Data entries:
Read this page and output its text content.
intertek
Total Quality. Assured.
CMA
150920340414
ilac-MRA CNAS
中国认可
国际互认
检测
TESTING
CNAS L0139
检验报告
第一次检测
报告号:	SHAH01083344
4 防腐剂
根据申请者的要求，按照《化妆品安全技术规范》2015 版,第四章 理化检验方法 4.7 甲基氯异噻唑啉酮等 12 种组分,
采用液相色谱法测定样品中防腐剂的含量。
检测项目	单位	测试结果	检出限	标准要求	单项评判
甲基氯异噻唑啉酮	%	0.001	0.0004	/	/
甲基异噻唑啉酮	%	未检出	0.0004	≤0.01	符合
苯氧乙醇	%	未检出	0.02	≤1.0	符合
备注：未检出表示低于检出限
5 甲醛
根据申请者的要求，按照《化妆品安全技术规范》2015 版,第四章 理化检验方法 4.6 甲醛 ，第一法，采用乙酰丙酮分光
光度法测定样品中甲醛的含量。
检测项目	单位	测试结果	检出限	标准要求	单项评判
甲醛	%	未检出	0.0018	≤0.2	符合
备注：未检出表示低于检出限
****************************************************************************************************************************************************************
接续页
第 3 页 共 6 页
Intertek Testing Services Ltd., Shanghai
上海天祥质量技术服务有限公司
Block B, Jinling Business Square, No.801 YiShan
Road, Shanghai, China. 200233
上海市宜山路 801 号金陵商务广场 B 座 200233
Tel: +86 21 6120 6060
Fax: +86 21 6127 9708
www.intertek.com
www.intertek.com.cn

**Brief:**
Identify the lines in the entries that hold "Shanghai" and return each one.

**Answer to this task:**
Intertek Testing Services Ltd., Shanghai
Road, Shanghai, China. 200233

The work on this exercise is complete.